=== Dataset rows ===
○ ○ ○ ○ ○

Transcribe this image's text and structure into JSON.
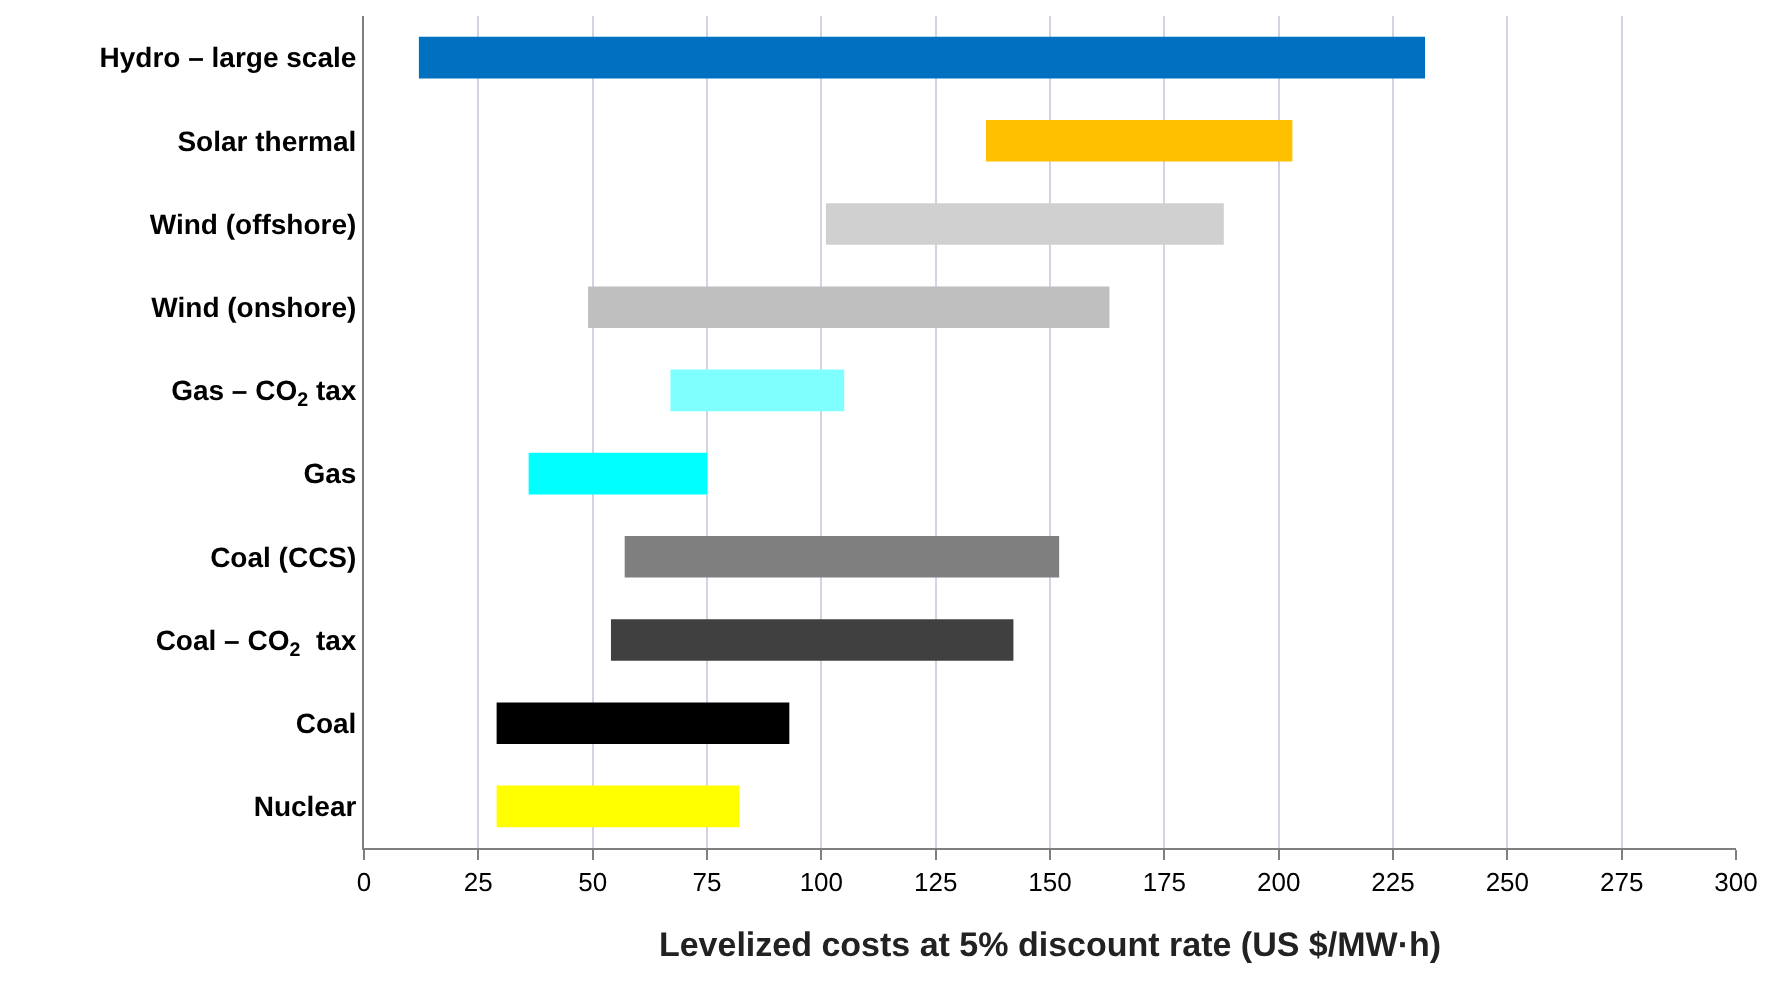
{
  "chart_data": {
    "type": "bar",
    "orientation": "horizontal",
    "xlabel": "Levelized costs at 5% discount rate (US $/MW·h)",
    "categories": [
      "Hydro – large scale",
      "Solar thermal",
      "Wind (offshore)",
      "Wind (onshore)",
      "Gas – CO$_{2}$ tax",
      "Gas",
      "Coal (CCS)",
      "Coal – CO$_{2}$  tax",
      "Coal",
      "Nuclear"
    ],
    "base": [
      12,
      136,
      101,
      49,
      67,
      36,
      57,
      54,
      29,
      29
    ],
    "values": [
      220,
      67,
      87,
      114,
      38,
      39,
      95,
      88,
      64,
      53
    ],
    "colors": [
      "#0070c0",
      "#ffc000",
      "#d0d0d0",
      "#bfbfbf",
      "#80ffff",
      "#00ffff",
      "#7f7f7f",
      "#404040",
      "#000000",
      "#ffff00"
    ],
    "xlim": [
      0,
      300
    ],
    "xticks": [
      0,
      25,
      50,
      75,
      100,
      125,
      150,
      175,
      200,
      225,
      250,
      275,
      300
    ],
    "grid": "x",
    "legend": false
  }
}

○ ○ ○ ○ ○

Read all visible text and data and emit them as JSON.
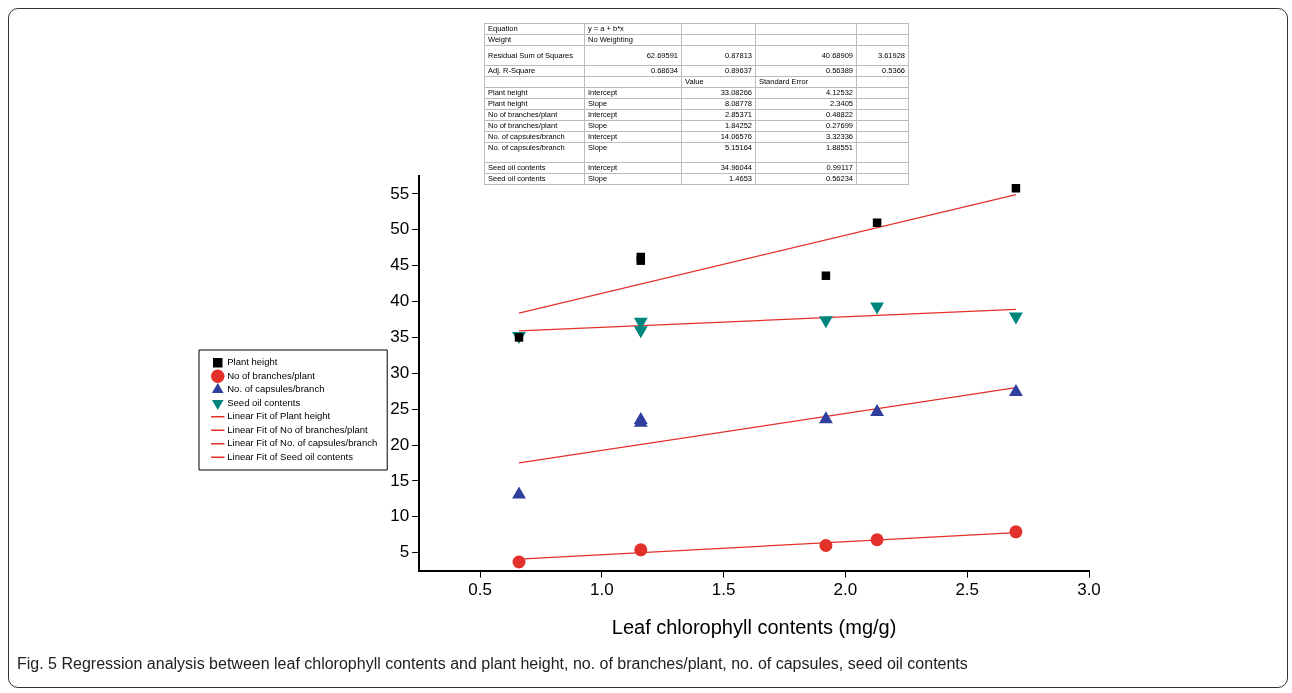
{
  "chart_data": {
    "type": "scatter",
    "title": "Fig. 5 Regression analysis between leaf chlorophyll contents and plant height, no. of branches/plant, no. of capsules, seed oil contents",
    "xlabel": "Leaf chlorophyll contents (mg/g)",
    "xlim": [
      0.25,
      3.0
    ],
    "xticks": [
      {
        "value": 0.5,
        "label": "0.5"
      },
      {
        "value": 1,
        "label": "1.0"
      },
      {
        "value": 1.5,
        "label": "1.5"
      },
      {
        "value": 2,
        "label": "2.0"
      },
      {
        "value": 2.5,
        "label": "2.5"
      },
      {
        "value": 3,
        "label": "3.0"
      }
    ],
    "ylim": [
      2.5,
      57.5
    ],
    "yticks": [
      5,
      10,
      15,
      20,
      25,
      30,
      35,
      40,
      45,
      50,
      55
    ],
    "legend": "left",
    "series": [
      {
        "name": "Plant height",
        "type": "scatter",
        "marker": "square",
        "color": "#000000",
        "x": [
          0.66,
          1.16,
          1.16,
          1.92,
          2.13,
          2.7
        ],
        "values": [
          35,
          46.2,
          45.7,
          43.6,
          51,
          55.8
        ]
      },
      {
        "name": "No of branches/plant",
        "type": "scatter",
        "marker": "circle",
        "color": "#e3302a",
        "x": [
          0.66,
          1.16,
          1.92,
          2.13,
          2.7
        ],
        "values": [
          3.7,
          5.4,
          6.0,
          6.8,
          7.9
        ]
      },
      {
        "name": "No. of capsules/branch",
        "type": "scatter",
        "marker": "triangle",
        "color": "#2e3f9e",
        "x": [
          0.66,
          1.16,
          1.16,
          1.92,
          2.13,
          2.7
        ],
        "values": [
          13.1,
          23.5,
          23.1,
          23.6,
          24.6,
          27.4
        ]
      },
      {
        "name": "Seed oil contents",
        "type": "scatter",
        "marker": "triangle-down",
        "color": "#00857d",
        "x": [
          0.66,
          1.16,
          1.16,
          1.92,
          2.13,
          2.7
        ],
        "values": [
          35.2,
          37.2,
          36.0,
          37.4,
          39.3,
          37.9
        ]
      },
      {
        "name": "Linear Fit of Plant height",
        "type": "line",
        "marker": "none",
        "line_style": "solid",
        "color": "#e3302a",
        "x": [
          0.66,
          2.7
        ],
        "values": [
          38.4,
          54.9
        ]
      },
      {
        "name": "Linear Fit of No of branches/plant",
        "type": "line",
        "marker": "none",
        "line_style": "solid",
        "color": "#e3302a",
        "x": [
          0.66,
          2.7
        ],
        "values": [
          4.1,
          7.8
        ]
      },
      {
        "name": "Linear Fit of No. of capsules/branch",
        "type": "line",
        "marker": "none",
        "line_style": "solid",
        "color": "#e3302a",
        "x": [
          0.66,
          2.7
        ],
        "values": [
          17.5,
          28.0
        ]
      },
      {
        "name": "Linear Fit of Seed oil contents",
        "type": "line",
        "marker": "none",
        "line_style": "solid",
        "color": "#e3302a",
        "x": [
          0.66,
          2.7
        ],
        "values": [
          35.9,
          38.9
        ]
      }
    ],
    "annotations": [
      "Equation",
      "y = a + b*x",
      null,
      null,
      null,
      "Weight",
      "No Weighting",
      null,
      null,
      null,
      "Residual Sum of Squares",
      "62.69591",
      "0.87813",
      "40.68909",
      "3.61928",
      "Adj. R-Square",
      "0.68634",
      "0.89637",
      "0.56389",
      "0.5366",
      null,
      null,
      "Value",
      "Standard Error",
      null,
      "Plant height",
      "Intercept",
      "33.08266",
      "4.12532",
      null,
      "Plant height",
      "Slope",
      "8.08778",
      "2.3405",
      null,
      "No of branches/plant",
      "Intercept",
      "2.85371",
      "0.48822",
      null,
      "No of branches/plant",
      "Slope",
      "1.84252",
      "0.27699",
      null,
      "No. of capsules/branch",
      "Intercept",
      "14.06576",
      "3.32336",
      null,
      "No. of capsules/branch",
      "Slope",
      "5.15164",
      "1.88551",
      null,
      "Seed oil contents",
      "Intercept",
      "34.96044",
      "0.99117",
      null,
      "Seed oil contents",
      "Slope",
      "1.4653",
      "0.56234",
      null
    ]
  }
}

○ ○ ○ ○ ○

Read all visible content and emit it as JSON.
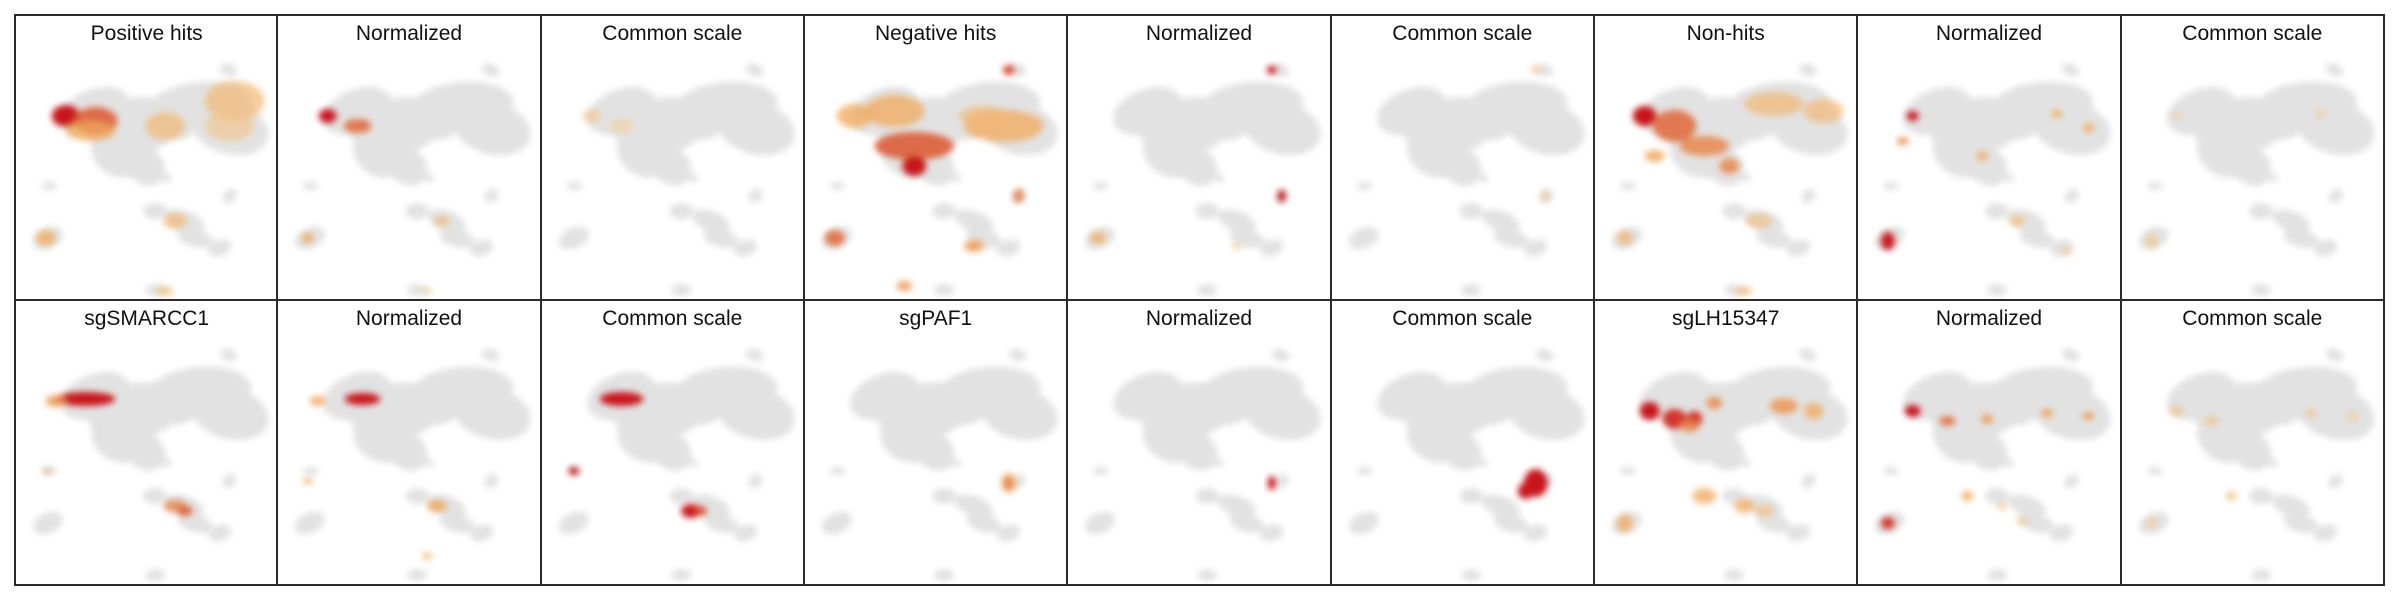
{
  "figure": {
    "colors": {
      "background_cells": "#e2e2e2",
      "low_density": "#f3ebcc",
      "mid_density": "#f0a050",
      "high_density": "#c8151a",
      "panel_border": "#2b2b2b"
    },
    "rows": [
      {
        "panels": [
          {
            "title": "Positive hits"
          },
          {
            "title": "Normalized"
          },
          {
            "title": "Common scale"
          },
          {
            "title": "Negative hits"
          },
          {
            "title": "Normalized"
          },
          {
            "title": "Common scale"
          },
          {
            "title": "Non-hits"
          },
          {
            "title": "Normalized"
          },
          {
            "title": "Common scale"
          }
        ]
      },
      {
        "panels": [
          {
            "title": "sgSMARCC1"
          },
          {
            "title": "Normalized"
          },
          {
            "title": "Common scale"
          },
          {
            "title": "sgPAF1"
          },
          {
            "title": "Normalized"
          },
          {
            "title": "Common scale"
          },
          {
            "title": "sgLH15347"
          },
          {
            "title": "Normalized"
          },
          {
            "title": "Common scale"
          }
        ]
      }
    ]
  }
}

○ ○ ○ ○ ○

=== PROBLEM REQUIREMENTS ===
State how many lines of the listing include "chlorophyll", and nothing more.

=== THE SOLUTION ===
2